▶ **Extracted information**:
________________
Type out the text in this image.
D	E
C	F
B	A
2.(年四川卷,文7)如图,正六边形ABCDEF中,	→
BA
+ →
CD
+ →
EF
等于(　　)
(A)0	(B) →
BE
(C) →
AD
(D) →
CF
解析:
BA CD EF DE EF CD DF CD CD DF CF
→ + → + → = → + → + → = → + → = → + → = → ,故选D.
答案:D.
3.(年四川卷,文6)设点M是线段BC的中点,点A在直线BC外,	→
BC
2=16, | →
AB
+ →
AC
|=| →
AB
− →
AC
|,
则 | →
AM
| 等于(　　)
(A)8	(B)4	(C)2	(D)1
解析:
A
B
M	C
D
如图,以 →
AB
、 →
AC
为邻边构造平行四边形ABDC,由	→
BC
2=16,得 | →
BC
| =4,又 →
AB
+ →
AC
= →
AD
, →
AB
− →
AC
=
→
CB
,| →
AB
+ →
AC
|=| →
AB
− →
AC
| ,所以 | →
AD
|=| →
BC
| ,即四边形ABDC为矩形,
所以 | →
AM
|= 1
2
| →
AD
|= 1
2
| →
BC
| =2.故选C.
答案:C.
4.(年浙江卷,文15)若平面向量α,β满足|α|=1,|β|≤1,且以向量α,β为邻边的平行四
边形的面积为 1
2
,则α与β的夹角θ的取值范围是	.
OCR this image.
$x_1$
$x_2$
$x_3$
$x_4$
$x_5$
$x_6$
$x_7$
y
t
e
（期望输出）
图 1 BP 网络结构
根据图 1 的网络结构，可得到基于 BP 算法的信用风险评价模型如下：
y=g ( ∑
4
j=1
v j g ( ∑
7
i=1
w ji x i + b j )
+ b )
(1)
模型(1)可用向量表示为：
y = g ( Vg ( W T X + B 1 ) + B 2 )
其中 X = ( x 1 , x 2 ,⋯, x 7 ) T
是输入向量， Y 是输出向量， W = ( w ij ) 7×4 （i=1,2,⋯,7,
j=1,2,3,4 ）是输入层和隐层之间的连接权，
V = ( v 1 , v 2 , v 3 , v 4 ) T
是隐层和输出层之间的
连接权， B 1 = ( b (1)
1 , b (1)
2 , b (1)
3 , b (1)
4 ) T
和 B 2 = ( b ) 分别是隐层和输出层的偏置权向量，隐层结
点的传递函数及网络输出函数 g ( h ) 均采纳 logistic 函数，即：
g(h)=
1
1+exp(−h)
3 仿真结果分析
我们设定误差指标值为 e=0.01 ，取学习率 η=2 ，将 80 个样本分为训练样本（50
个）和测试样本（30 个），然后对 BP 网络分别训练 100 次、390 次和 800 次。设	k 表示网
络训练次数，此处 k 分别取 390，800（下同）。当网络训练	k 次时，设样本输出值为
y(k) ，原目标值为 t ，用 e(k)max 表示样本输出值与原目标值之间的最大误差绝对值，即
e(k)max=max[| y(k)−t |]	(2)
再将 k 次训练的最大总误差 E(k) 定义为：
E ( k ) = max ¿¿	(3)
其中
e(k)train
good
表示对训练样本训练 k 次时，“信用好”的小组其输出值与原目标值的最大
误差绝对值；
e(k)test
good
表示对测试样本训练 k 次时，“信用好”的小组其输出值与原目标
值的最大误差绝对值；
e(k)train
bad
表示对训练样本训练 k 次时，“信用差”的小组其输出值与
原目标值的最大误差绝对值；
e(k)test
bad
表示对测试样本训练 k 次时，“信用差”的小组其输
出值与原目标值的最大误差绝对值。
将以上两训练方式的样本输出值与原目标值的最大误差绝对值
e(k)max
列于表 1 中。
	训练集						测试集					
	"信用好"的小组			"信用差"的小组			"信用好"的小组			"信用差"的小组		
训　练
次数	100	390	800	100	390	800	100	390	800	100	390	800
________________
▶ **Brief**: Transcribe the records above exactly as they appear.

▶ **Final result**:
Type out the text in this image.
D	E
C	F
B	A
2.(年四川卷,文7)如图,正六边形ABCDEF中,	→
BA
+ →
CD
+ →
EF
等于(　　)
(A)0	(B) →
BE
(C) →
AD
(D) →
CF
解析:
BA CD EF DE EF CD DF CD CD DF CF
→ + → + → = → + → + → = → + → = → + → = → ,故选D.
答案:D.
3.(年四川卷,文6)设点M是线段BC的中点,点A在直线BC外,	→
BC
2=16, | →
AB
+ →
AC
|=| →
AB
− →
AC
|,
则 | →
AM
| 等于(　　)
(A)8	(B)4	(C)2	(D)1
解析:
A
B
M	C
D
如图,以 →
AB
、 →
AC
为邻边构造平行四边形ABDC,由	→
BC
2=16,得 | →
BC
| =4,又 →
AB
+ →
AC
= →
AD
, →
AB
− →
AC
=
→
CB
,| →
AB
+ →
AC
|=| →
AB
− →
AC
| ,所以 | →
AD
|=| →
BC
| ,即四边形ABDC为矩形,
所以 | →
AM
|= 1
2
| →
AD
|= 1
2
| →
BC
| =2.故选C.
答案:C.
4.(年浙江卷,文15)若平面向量α,β满足|α|=1,|β|≤1,且以向量α,β为邻边的平行四
边形的面积为 1
2
,则α与β的夹角θ的取值范围是	.
OCR this image.
$x_1$
$x_2$
$x_3$
$x_4$
$x_5$
$x_6$
$x_7$
y
t
e
（期望输出）
图 1 BP 网络结构
根据图 1 的网络结构，可得到基于 BP 算法的信用风险评价模型如下：
y=g ( ∑
4
j=1
v j g ( ∑
7
i=1
w ji x i + b j )
+ b )
(1)
模型(1)可用向量表示为：
y = g ( Vg ( W T X + B 1 ) + B 2 )
其中 X = ( x 1 , x 2 ,⋯, x 7 ) T
是输入向量， Y 是输出向量， W = ( w ij ) 7×4 （i=1,2,⋯,7,
j=1,2,3,4 ）是输入层和隐层之间的连接权，
V = ( v 1 , v 2 , v 3 , v 4 ) T
是隐层和输出层之间的
连接权， B 1 = ( b (1)
1 , b (1)
2 , b (1)
3 , b (1)
4 ) T
和 B 2 = ( b ) 分别是隐层和输出层的偏置权向量，隐层结
点的传递函数及网络输出函数 g ( h ) 均采纳 logistic 函数，即：
g(h)=
1
1+exp(−h)
3 仿真结果分析
我们设定误差指标值为 e=0.01 ，取学习率 η=2 ，将 80 个样本分为训练样本（50
个）和测试样本（30 个），然后对 BP 网络分别训练 100 次、390 次和 800 次。设	k 表示网
络训练次数，此处 k 分别取 390，800（下同）。当网络训练	k 次时，设样本输出值为
y(k) ，原目标值为 t ，用 e(k)max 表示样本输出值与原目标值之间的最大误差绝对值，即
e(k)max=max[| y(k)−t |]	(2)
再将 k 次训练的最大总误差 E(k) 定义为：
E ( k ) = max ¿¿	(3)
其中
e(k)train
good
表示对训练样本训练 k 次时，“信用好”的小组其输出值与原目标值的最大
误差绝对值；
e(k)test
good
表示对测试样本训练 k 次时，“信用好”的小组其输出值与原目标
值的最大误差绝对值；
e(k)train
bad
表示对训练样本训练 k 次时，“信用差”的小组其输出值与
原目标值的最大误差绝对值；
e(k)test
bad
表示对测试样本训练 k 次时，“信用差”的小组其输
出值与原目标值的最大误差绝对值。
将以上两训练方式的样本输出值与原目标值的最大误差绝对值
e(k)max
列于表 1 中。
	训练集						测试集					
	"信用好"的小组			"信用差"的小组			"信用好"的小组			"信用差"的小组		
训　练
次数	100	390	800	100	390	800	100	390	800	100	390	800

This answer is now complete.